> [PROBLEM]
Look through the material below. Copy every line with the string "Российской" in it.

Extracted data entries
>> BEGIN

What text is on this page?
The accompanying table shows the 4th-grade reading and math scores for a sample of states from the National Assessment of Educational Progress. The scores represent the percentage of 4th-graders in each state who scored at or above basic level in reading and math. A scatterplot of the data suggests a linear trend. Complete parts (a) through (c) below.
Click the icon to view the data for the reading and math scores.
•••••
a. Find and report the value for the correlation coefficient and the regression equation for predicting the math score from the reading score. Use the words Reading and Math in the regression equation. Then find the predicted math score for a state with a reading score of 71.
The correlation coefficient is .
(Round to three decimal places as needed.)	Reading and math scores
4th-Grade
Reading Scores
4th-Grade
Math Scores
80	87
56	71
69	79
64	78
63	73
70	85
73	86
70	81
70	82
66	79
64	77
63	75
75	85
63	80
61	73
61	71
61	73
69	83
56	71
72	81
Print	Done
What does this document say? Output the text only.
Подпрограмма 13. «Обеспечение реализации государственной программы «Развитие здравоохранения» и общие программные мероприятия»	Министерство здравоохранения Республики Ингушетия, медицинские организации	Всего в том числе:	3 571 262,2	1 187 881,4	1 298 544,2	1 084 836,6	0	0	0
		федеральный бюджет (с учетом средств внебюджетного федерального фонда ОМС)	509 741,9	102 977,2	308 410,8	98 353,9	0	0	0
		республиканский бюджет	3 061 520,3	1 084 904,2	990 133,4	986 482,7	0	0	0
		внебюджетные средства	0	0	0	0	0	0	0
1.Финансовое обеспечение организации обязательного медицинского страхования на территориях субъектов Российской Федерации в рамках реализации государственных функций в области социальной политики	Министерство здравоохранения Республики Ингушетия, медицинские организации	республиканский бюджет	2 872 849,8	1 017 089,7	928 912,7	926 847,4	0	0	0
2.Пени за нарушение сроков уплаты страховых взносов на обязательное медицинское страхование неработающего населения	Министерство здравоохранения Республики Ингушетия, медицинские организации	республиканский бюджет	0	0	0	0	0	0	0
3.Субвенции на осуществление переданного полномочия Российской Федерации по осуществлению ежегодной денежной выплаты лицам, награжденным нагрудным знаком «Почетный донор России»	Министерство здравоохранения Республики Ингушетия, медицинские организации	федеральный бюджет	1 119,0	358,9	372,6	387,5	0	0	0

>> END

> [WRITTEN ANSWER]
1.Финансовое обеспечение организации обязательного медицинского страхования на территориях субъектов Российской Федерации в рамках реализации государственных функций в области социальной политики	Министерство здравоохранения Республики Ингушетия, медицинские организации	республиканский бюджет	2 872 849,8	1 017 089,7	928 912,7	926 847,4	0	0	0
3.Субвенции на осуществление переданного полномочия Российской Федерации по осуществлению ежегодной денежной выплаты лицам, награжденным нагрудным знаком «Почетный донор России»	Министерство здравоохранения Республики Ингушетия, медицинские организации	федеральный бюджет	1 119,0	358,9	372,6	387,5	0	0	0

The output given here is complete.